TASK DETAILS |
Filter out everything except lines holding "občine".

- - - -

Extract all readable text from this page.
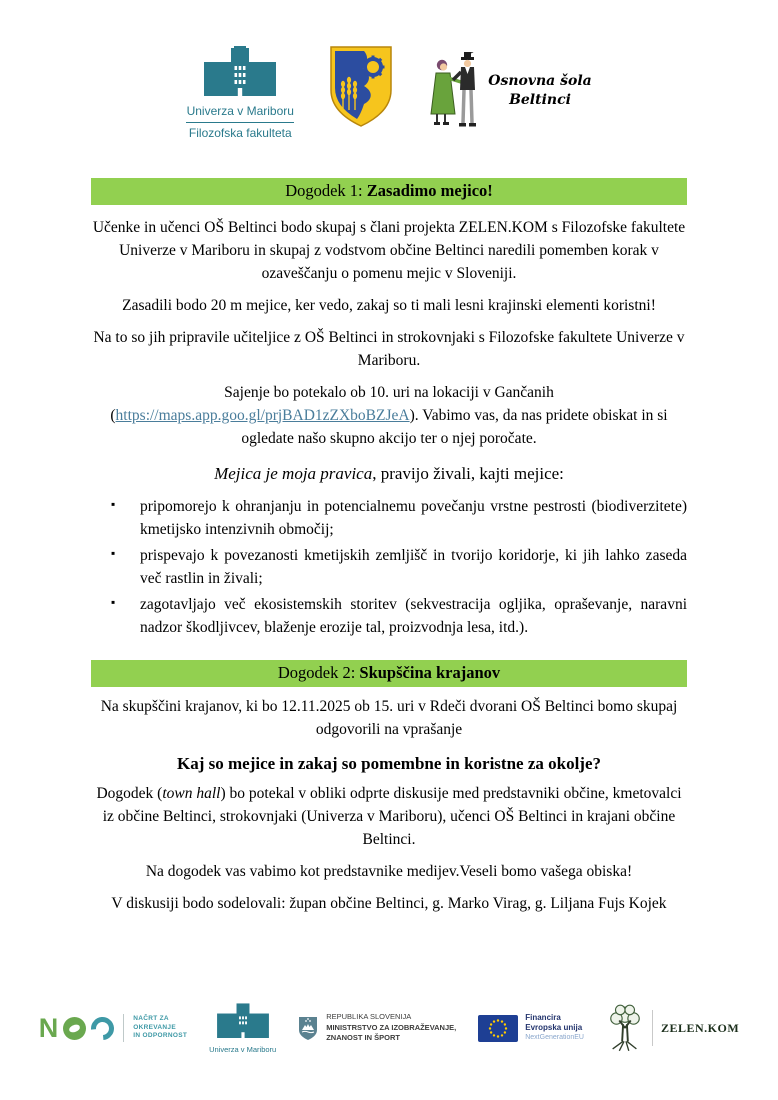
Univerza v Mariboru
Filozofska fakulteta
Osnovna šola
Beltinci
Dogodek 1: Zasadimo mejico!

Učenke in učenci OŠ Beltinci bodo skupaj s člani projekta ZELEN.KOM s Filozofske fakultete Univerze v Mariboru in skupaj z vodstvom občine Beltinci naredili pomemben korak v ozaveščanju o pomenu mejic v Sloveniji.

Zasadili bodo 20 m mejice, ker vedo, zakaj so ti mali lesni krajinski elementi koristni!

Na to so jih pripravile učiteljice z OŠ Beltinci in strokovnjaki s Filozofske fakultete Univerze v Mariboru.

Sajenje bo potekalo ob 10. uri na lokaciji v Gančanih (https://maps.app.goo.gl/prjBAD1zZXboBZJeA). Vabimo vas, da nas pridete obiskat in si ogledate našo skupno akcijo ter o njej poročate.

Mejica je moja pravica, pravijo živali, kajti mejice:

▪ pripomorejo k ohranjanju in potencialnemu povečanju vrstne pestrosti (biodiverzitete) kmetijsko intenzivnih območij;
▪ prispevajo k povezanosti kmetijskih zemljišč in tvorijo koridorje, ki jih lahko zaseda več rastlin in živali;
▪ zagotavljajo več ekosistemskih storitev (sekvestracija ogljika, opraševanje, naravni nadzor škodljivcev, blaženje erozije tal, proizvodnja lesa, itd.).
Dogodek 2: Skupščina krajanov

Na skupščini krajanov, ki bo 12.11.2025 ob 15. uri v Rdeči dvorani OŠ Beltinci bomo skupaj odgovorili na vprašanje

Kaj so mejice in zakaj so pomembne in koristne za okolje?

Dogodek (town hall) bo potekal v obliki odprte diskusije med predstavniki občine, kmetovalci iz občine Beltinci, strokovnjaki (Univerza v Mariboru), učenci OŠ Beltinci in krajani občine Beltinci.

Na dogodek vas vabimo kot predstavnike medijev.Veseli bomo vašega obiska!

V diskusiji bodo sodelovali: župan občine Beltinci, g. Marko Virag, g. Liljana Fujs Kojek

N	NAČRT ZA
OKREVANJE
IN ODPORNOST
Univerza v Mariboru
REPUBLIKA SLOVENIJA
MINISTRSTVO ZA IZOBRAŽEVANJE,
ZNANOST IN ŠPORT
Financira
Evropska unija
NextGenerationEU
ZELEN.KOM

- - - -

RESULT FOR THIS TASK |
Učenke in učenci OŠ Beltinci bodo skupaj s člani projekta ZELEN.KOM s Filozofske fakultete Univerze v Mariboru in skupaj z vodstvom občine Beltinci naredili pomemben korak v ozaveščanju o pomenu mejic v Sloveniji.
Dogodek (town hall) bo potekal v obliki odprte diskusije med predstavniki občine, kmetovalci iz občine Beltinci, strokovnjaki (Univerza v Mariboru), učenci OŠ Beltinci in krajani občine Beltinci.
V diskusiji bodo sodelovali: župan občine Beltinci, g. Marko Virag, g. Liljana Fujs Kojek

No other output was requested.